> **Given problem**
Print the entries verbatim, leaving out the images they contain.

> **Input rows**
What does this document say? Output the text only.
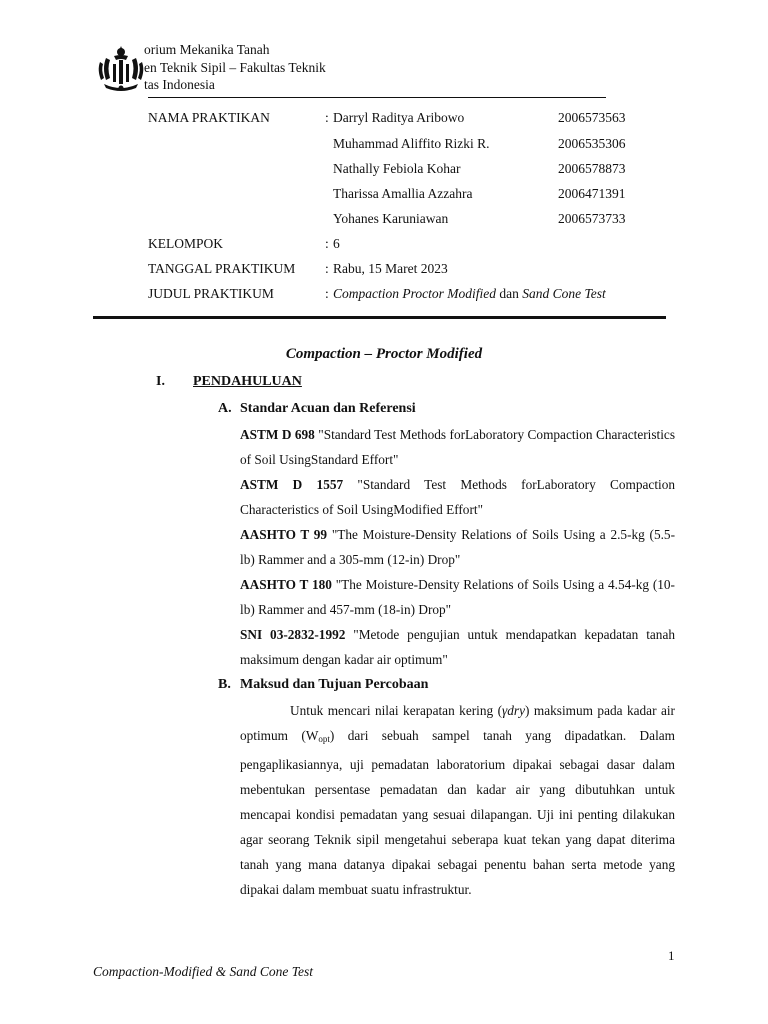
orium Mekanika Tanah
en Teknik Sipil – Fakultas Teknik
tas Indonesia
NAMA PRAKTIKAN	: Darryl Raditya Aribowo	2006573563
Muhammad Aliffito Rizki R.	2006535306
Nathally Febiola Kohar	2006578873
Tharissa Amallia Azzahra	2006471391
Yohanes Karuniawan	2006573733
KELOMPOK	: 6
TANGGAL PRAKTIKUM : Rabu, 15 Maret 2023
JUDUL PRAKTIKUM	: Compaction Proctor Modified dan Sand Cone Test
Compaction – Proctor Modified
I. PENDAHULUAN
A. Standar Acuan dan Referensi
ASTM D 698 "Standard Test Methods forLaboratory Compaction Characteristics of Soil UsingStandard Effort"
ASTM D 1557 "Standard Test Methods forLaboratory Compaction Characteristics of Soil UsingModified Effort"
AASHTO T 99 "The Moisture-Density Relations of Soils Using a 2.5-kg (5.5- lb) Rammer and a 305-mm (12-in) Drop"
AASHTO T 180 "The Moisture-Density Relations of Soils Using a 4.54-kg (10- lb) Rammer and 457-mm (18-in) Drop"
SNI 03-2832-1992 "Metode pengujian untuk mendapatkan kepadatan tanah maksimum dengan kadar air optimum"
B. Maksud dan Tujuan Percobaan
Untuk mencari nilai kerapatan kering (γdry) maksimum pada kadar air optimum $(W_{opt})$ dari sebuah sampel tanah yang dipadatkan. Dalam pengaplikasiannya, uji pemadatan laboratorium dipakai sebagai dasar dalam mebentukan persentase pemadatan dan kadar air yang dibutuhkan untuk mencapai kondisi pemadatan yang sesuai dilapangan. Uji ini penting dilakukan agar seorang Teknik sipil mengetahui seberapa kuat tekan yang dapat diterima tanah yang mana datanya dipakai sebagai penentu bahan serta metode yang dipakai dalam membuat suatu infrastruktur.
1
Compaction-Modified & Sand Cone Test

> **Result for this exercise**
What does this document say? Output the text only.
orium Mekanika Tanah
en Teknik Sipil – Fakultas Teknik
tas Indonesia
NAMA PRAKTIKAN	: Darryl Raditya Aribowo	2006573563
Muhammad Aliffito Rizki R.	2006535306
Nathally Febiola Kohar	2006578873
Tharissa Amallia Azzahra	2006471391
Yohanes Karuniawan	2006573733
KELOMPOK	: 6
TANGGAL PRAKTIKUM : Rabu, 15 Maret 2023
JUDUL PRAKTIKUM	: Compaction Proctor Modified dan Sand Cone Test
Compaction – Proctor Modified
I. PENDAHULUAN
A. Standar Acuan dan Referensi
ASTM D 698 "Standard Test Methods forLaboratory Compaction Characteristics of Soil UsingStandard Effort"
ASTM D 1557 "Standard Test Methods forLaboratory Compaction Characteristics of Soil UsingModified Effort"
AASHTO T 99 "The Moisture-Density Relations of Soils Using a 2.5-kg (5.5- lb) Rammer and a 305-mm (12-in) Drop"
AASHTO T 180 "The Moisture-Density Relations of Soils Using a 4.54-kg (10- lb) Rammer and 457-mm (18-in) Drop"
SNI 03-2832-1992 "Metode pengujian untuk mendapatkan kepadatan tanah maksimum dengan kadar air optimum"
B. Maksud dan Tujuan Percobaan
Untuk mencari nilai kerapatan kering (γdry) maksimum pada kadar air optimum $(W_{opt})$ dari sebuah sampel tanah yang dipadatkan. Dalam pengaplikasiannya, uji pemadatan laboratorium dipakai sebagai dasar dalam mebentukan persentase pemadatan dan kadar air yang dibutuhkan untuk mencapai kondisi pemadatan yang sesuai dilapangan. Uji ini penting dilakukan agar seorang Teknik sipil mengetahui seberapa kuat tekan yang dapat diterima tanah yang mana datanya dipakai sebagai penentu bahan serta metode yang dipakai dalam membuat suatu infrastruktur.
1
Compaction-Modified & Sand Cone Test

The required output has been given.